**Problem to work on:** Pick out the lines below that include the string "JSON".
#### Records for this exercise ####
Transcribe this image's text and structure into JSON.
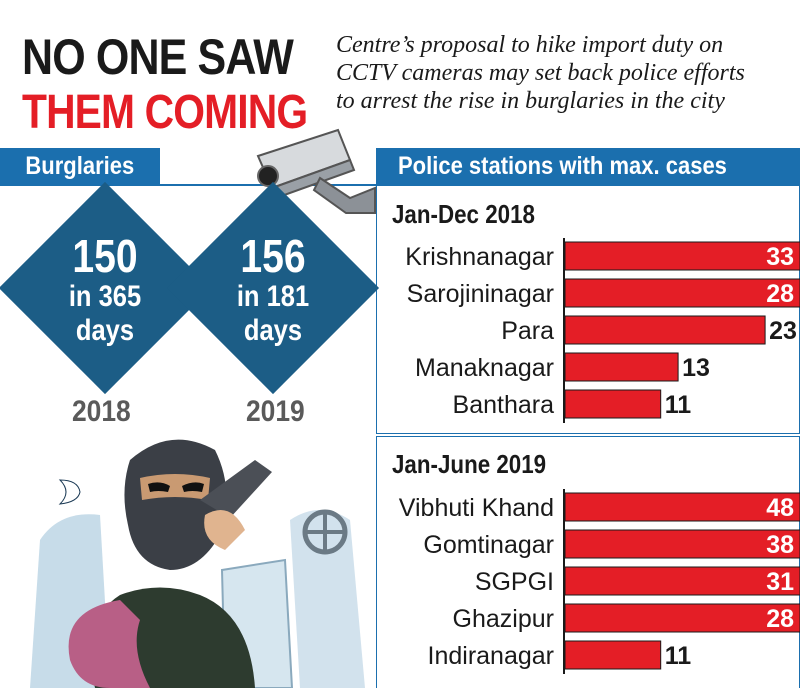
{
  "headline": {
    "line1": "NO ONE SAW",
    "line2": "THEM COMING"
  },
  "subtitle": {
    "line1": "Centre’s proposal to hike import duty on",
    "line2": "CCTV cameras may set back police efforts",
    "line3": "to arrest the rise in burglaries in the city"
  },
  "burglaries": {
    "label": "Burglaries",
    "items": [
      {
        "count": "150",
        "line1": "in 365",
        "line2": "days",
        "year": "2018"
      },
      {
        "count": "156",
        "line1": "in 181",
        "line2": "days",
        "year": "2019"
      }
    ]
  },
  "police": {
    "label": "Police stations with max. cases"
  },
  "colors": {
    "accent_red": "#e41e26",
    "band_blue": "#1b6fae",
    "diamond_blue": "#1c5d86"
  },
  "chart_data": [
    {
      "type": "bar",
      "orientation": "horizontal",
      "title": "Jan-Dec 2018",
      "categories": [
        "Krishnanagar",
        "Sarojininagar",
        "Para",
        "Manaknagar",
        "Banthara"
      ],
      "values": [
        33,
        28,
        23,
        13,
        11
      ]
    },
    {
      "type": "bar",
      "orientation": "horizontal",
      "title": "Jan-June 2019",
      "categories": [
        "Vibhuti Khand",
        "Gomtinagar",
        "SGPGI",
        "Ghazipur",
        "Indiranagar"
      ],
      "values": [
        48,
        38,
        31,
        28,
        11
      ]
    }
  ]
}
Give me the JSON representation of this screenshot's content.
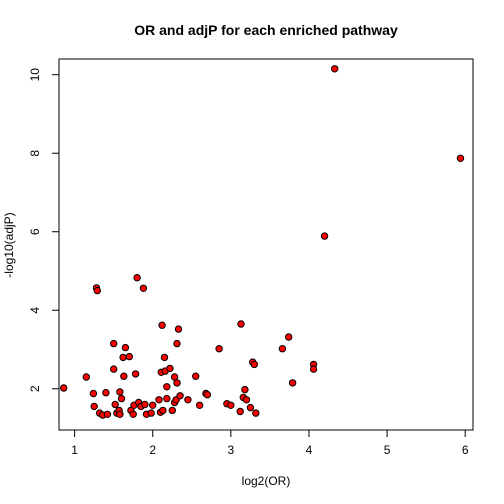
{
  "chart_data": {
    "type": "scatter",
    "title": "OR and adjP for each enriched pathway",
    "xlabel": "log2(OR)",
    "ylabel": "-log10(adjP)",
    "xlim": [
      0.8,
      6.1
    ],
    "ylim": [
      0.95,
      10.4
    ],
    "xticks": [
      1,
      2,
      3,
      4,
      5,
      6
    ],
    "yticks": [
      2,
      4,
      6,
      8,
      10
    ],
    "grid": false,
    "legend": "none",
    "point_fill": "#ff0000",
    "point_stroke": "#000000",
    "points": [
      {
        "x": 0.86,
        "y": 2.02
      },
      {
        "x": 1.15,
        "y": 2.3
      },
      {
        "x": 1.24,
        "y": 1.88
      },
      {
        "x": 1.25,
        "y": 1.55
      },
      {
        "x": 1.28,
        "y": 4.57
      },
      {
        "x": 1.29,
        "y": 4.5
      },
      {
        "x": 1.32,
        "y": 1.38
      },
      {
        "x": 1.36,
        "y": 1.33
      },
      {
        "x": 1.4,
        "y": 1.9
      },
      {
        "x": 1.42,
        "y": 1.35
      },
      {
        "x": 1.5,
        "y": 3.15
      },
      {
        "x": 1.5,
        "y": 2.5
      },
      {
        "x": 1.52,
        "y": 1.6
      },
      {
        "x": 1.54,
        "y": 1.38
      },
      {
        "x": 1.57,
        "y": 1.45
      },
      {
        "x": 1.58,
        "y": 1.35
      },
      {
        "x": 1.58,
        "y": 1.92
      },
      {
        "x": 1.6,
        "y": 1.75
      },
      {
        "x": 1.62,
        "y": 2.8
      },
      {
        "x": 1.63,
        "y": 2.32
      },
      {
        "x": 1.65,
        "y": 3.05
      },
      {
        "x": 1.7,
        "y": 2.82
      },
      {
        "x": 1.72,
        "y": 1.45
      },
      {
        "x": 1.75,
        "y": 1.35
      },
      {
        "x": 1.76,
        "y": 1.58
      },
      {
        "x": 1.78,
        "y": 2.38
      },
      {
        "x": 1.8,
        "y": 4.83
      },
      {
        "x": 1.82,
        "y": 1.65
      },
      {
        "x": 1.85,
        "y": 1.55
      },
      {
        "x": 1.88,
        "y": 4.56
      },
      {
        "x": 1.9,
        "y": 1.6
      },
      {
        "x": 1.92,
        "y": 1.35
      },
      {
        "x": 1.98,
        "y": 1.38
      },
      {
        "x": 2.0,
        "y": 1.58
      },
      {
        "x": 2.08,
        "y": 1.72
      },
      {
        "x": 2.1,
        "y": 1.4
      },
      {
        "x": 2.11,
        "y": 2.42
      },
      {
        "x": 2.12,
        "y": 3.62
      },
      {
        "x": 2.13,
        "y": 1.45
      },
      {
        "x": 2.15,
        "y": 2.8
      },
      {
        "x": 2.16,
        "y": 2.45
      },
      {
        "x": 2.18,
        "y": 1.75
      },
      {
        "x": 2.18,
        "y": 2.05
      },
      {
        "x": 2.22,
        "y": 2.52
      },
      {
        "x": 2.25,
        "y": 1.45
      },
      {
        "x": 2.28,
        "y": 2.3
      },
      {
        "x": 2.28,
        "y": 1.65
      },
      {
        "x": 2.3,
        "y": 1.72
      },
      {
        "x": 2.31,
        "y": 3.15
      },
      {
        "x": 2.31,
        "y": 2.15
      },
      {
        "x": 2.33,
        "y": 3.52
      },
      {
        "x": 2.35,
        "y": 1.82
      },
      {
        "x": 2.45,
        "y": 1.72
      },
      {
        "x": 2.55,
        "y": 2.32
      },
      {
        "x": 2.6,
        "y": 1.58
      },
      {
        "x": 2.68,
        "y": 1.88
      },
      {
        "x": 2.7,
        "y": 1.85
      },
      {
        "x": 2.85,
        "y": 3.02
      },
      {
        "x": 2.95,
        "y": 1.62
      },
      {
        "x": 3.0,
        "y": 1.58
      },
      {
        "x": 3.12,
        "y": 1.42
      },
      {
        "x": 3.13,
        "y": 3.65
      },
      {
        "x": 3.16,
        "y": 1.78
      },
      {
        "x": 3.18,
        "y": 1.98
      },
      {
        "x": 3.2,
        "y": 1.72
      },
      {
        "x": 3.25,
        "y": 1.52
      },
      {
        "x": 3.28,
        "y": 2.68
      },
      {
        "x": 3.3,
        "y": 2.62
      },
      {
        "x": 3.32,
        "y": 1.38
      },
      {
        "x": 3.66,
        "y": 3.02
      },
      {
        "x": 3.74,
        "y": 3.32
      },
      {
        "x": 3.79,
        "y": 2.15
      },
      {
        "x": 4.06,
        "y": 2.62
      },
      {
        "x": 4.06,
        "y": 2.5
      },
      {
        "x": 4.2,
        "y": 5.89
      },
      {
        "x": 4.33,
        "y": 10.15
      },
      {
        "x": 5.94,
        "y": 7.87
      }
    ]
  }
}
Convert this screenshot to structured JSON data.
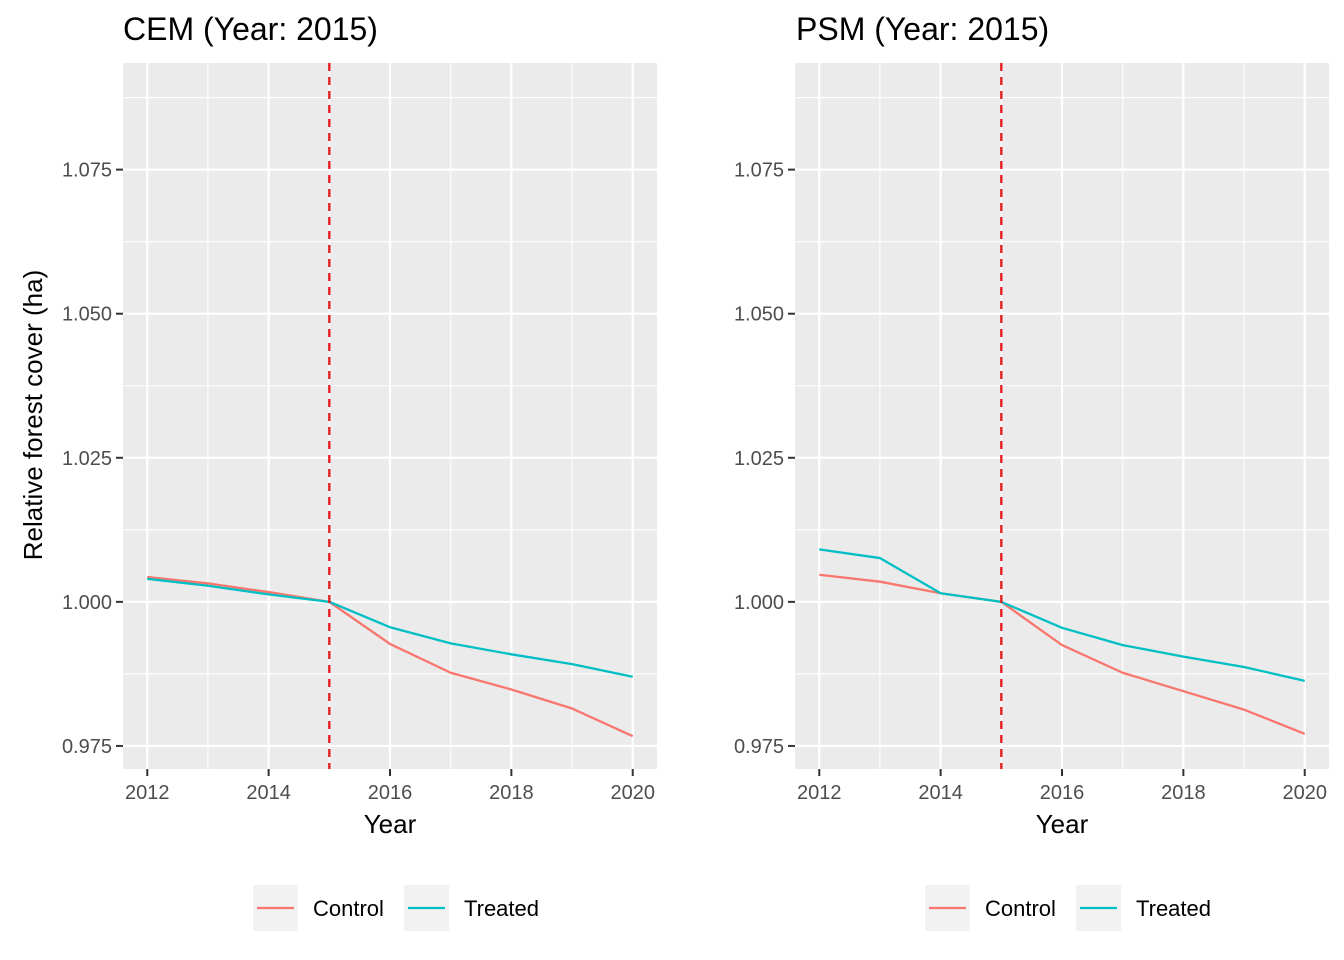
####
**Exercise result:**
Transcribe this image's text and structure into JSON.
Give me the JSON representation of this screenshot's content.
Convert this screenshot to structured JSON data.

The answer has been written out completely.